Source data

=======

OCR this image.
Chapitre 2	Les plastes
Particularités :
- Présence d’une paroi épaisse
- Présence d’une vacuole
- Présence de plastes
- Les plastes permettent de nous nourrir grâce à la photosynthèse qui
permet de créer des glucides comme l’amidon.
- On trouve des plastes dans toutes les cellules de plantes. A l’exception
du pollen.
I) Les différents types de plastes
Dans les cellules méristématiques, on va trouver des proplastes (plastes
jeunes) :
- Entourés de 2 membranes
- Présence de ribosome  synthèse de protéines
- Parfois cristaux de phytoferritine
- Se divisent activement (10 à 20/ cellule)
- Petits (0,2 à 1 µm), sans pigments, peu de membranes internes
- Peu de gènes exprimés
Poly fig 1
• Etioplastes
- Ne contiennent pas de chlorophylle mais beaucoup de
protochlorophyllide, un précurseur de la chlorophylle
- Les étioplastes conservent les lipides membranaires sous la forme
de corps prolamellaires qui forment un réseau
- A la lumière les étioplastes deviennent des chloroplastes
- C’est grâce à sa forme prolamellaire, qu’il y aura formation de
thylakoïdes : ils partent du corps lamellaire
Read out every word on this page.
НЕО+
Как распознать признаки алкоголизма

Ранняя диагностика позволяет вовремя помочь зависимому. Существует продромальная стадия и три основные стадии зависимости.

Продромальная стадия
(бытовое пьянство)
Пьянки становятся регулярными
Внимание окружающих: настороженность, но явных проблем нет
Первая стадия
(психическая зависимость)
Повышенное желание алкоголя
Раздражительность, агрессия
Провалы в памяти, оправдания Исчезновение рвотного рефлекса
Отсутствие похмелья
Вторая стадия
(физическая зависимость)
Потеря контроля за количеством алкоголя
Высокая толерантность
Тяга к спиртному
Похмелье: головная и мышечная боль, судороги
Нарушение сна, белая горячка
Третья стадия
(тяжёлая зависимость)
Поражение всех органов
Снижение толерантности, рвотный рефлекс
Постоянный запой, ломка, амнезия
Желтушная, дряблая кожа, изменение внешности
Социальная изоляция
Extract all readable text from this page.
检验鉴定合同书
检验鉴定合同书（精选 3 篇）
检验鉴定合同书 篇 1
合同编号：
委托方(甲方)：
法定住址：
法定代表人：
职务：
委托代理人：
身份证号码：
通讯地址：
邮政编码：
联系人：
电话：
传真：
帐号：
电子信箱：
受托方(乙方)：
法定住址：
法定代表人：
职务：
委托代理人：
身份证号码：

=======

[Objective] Print back all the lines verbatim.

[Task result]
OCR this image.
Chapitre 2	Les plastes
Particularités :
- Présence d’une paroi épaisse
- Présence d’une vacuole
- Présence de plastes
- Les plastes permettent de nous nourrir grâce à la photosynthèse qui
permet de créer des glucides comme l’amidon.
- On trouve des plastes dans toutes les cellules de plantes. A l’exception
du pollen.
I) Les différents types de plastes
Dans les cellules méristématiques, on va trouver des proplastes (plastes
jeunes) :
- Entourés de 2 membranes
- Présence de ribosome  synthèse de protéines
- Parfois cristaux de phytoferritine
- Se divisent activement (10 à 20/ cellule)
- Petits (0,2 à 1 µm), sans pigments, peu de membranes internes
- Peu de gènes exprimés
Poly fig 1
• Etioplastes
- Ne contiennent pas de chlorophylle mais beaucoup de
protochlorophyllide, un précurseur de la chlorophylle
- Les étioplastes conservent les lipides membranaires sous la forme
de corps prolamellaires qui forment un réseau
- A la lumière les étioplastes deviennent des chloroplastes
- C’est grâce à sa forme prolamellaire, qu’il y aura formation de
thylakoïdes : ils partent du corps lamellaire
Read out every word on this page.
НЕО+
Как распознать признаки алкоголизма

Ранняя диагностика позволяет вовремя помочь зависимому. Существует продромальная стадия и три основные стадии зависимости.

Продромальная стадия
(бытовое пьянство)
Пьянки становятся регулярными
Внимание окружающих: настороженность, но явных проблем нет
Первая стадия
(психическая зависимость)
Повышенное желание алкоголя
Раздражительность, агрессия
Провалы в памяти, оправдания Исчезновение рвотного рефлекса
Отсутствие похмелья
Вторая стадия
(физическая зависимость)
Потеря контроля за количеством алкоголя
Высокая толерантность
Тяга к спиртному
Похмелье: головная и мышечная боль, судороги
Нарушение сна, белая горячка
Третья стадия
(тяжёлая зависимость)
Поражение всех органов
Снижение толерантности, рвотный рефлекс
Постоянный запой, ломка, амнезия
Желтушная, дряблая кожа, изменение внешности
Социальная изоляция
Extract all readable text from this page.
检验鉴定合同书
检验鉴定合同书（精选 3 篇）
检验鉴定合同书 篇 1
合同编号：
委托方(甲方)：
法定住址：
法定代表人：
职务：
委托代理人：
身份证号码：
通讯地址：
邮政编码：
联系人：
电话：
传真：
帐号：
电子信箱：
受托方(乙方)：
法定住址：
法定代表人：
职务：
委托代理人：
身份证号码：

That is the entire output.